» **Text**:
================================
Climate change is a problem aggravated by electrical air conditioners. X-Tile allows buildings to self-regulate temperature by changing its light absorption and reflection properties of the roof.

Your inspiration

Since I was a child, I have wanted to help “save the world” from an ecological point of view. For this reason I chose a university course oriented towards sustainability in which I was able to design different solutions for energy saving. The idea for X-Tile came from reading news about preserving glaciers by covering them with huge white geo-textile blankets to reflect the light and heat to prevent them from melting. The idea solidified from observing a mug which turned from black to white when pouring hot drinks inside. So I decided to apply it to a ceramic tile designed to isolate and dissipate heat.

How it works

Normal tiles are made of terracotta, a cheap material which absorbs a lof of heat. They can also be made of ceramic, which if white, can reflect much of the sunlight that would otherwise heat the roof and therefore the house. On the contrary, in winter it would be ideal for it to be black to absorb light and transform it into heat. After cooking the clay, we have to apply a layer of black thermo-chromatic paint and a layer of white one. The black layer becomes transparent above 20 degrees, letting light reflect on the underlying white layer. The paint is permanently fixed to the tile with a transparent glossy enamel, which becomes stable after cooking it for a second time. We are still testing another permanent fixing of this paint which has to last for years without changing its own characteristics. The tile design is created to isolate from heat/cold with an internal ventilated chamber dissipating heat with some slats.

Design process

At the beginning the concept involved the adoption of tiles with moving parts, they were coloured on one side of white and on the other side they were black. As the temperature changes, it would have been necessary to find a mechanical way to rotate the tile surface. However, this would have implied some complex systems of electric, or worse, manual movement. Furthermore, these mobile parts would have represented some maintenance problems and dirt accumulation. It was important to find a way to automate the colour change process without manual interventions and consuming energy. The use of an e-ink (electronic ink) has also been considered, like the one used by e-readers, which, due to tiny titanium bioxide spheres, can change colour from white to black using a small amount of energy obtained using a small photovoltaic panel. Yet this would have been an expensive solution for an entire roof. A thermo-chromatic paint, as the one used on commercial mugs, is for now the ideal solution to achieve this purpose. The shape of the tile was also characterised, which is inspired by a computer heat sink and is able to rapidly disperse the heat. This form can be easily produced industrially by extrusion.
================================
» **Provided information**:
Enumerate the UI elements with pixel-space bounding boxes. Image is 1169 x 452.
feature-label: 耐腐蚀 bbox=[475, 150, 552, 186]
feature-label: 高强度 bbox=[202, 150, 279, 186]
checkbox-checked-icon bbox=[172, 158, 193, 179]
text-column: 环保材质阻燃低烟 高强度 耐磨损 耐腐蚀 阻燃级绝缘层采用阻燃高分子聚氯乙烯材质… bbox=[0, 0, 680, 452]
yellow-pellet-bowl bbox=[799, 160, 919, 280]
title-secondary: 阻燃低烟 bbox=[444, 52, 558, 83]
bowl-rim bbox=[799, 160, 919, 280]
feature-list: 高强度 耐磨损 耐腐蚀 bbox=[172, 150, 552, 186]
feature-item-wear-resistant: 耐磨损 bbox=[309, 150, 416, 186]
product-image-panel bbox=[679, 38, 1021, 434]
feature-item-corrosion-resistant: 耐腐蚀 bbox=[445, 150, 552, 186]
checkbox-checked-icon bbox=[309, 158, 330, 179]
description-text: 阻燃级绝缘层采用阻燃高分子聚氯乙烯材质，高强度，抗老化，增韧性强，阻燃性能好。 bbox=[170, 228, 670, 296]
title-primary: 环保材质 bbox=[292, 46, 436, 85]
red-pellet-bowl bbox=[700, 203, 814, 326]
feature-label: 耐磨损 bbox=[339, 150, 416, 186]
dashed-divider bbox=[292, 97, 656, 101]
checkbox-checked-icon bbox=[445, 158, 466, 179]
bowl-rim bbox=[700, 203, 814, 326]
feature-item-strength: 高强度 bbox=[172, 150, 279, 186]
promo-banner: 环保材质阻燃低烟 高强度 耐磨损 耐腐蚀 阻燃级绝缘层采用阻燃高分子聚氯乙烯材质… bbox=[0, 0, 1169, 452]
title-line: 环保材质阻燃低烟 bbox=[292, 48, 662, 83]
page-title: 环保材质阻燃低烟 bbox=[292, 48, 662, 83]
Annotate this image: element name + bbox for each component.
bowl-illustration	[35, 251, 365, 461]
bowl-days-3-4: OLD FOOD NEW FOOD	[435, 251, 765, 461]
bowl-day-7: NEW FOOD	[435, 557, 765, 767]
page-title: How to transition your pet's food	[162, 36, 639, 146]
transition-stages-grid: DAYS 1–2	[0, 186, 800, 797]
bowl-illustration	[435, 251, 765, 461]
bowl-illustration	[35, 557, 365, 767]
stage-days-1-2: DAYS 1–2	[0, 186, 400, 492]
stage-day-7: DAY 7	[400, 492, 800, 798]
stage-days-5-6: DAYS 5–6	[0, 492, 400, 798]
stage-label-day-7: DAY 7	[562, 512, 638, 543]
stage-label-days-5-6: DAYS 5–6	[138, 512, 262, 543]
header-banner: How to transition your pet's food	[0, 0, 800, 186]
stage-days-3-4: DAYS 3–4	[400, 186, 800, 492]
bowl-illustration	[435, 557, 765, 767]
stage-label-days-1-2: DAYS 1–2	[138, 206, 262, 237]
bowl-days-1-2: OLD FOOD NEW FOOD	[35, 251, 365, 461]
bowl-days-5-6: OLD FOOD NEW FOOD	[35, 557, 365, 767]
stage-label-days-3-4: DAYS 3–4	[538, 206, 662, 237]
================================
» **Written request 1**:
Return the passage of the X-Tile text from "Climate change is" up to and including "of the roof.".
» **Written request 2**:
In the X-Tile text, above what temperature does the black thermo-chromatic layer become transparent?
» **Written request 3**:
Which approaches to changing the tile's color does the X-Tile text describe as considered during the design process?
The entries aren't needed for any of this.

» **Answer 1**:
Climate change is a problem aggravated by electrical air conditioners. X-Tile allows buildings to self-regulate temperature by changing its light absorption and reflection properties of the roof.

» **Answer 2**:
Above 20 degrees.

» **Answer 3**:
- Tiles with moving parts, white on one side and black on the other, rotated as the temperature changes
- E-ink (electronic ink), like that used by e-readers, powered by a small photovoltaic panel
- Thermo-chromatic paint, like that used on commercial mugs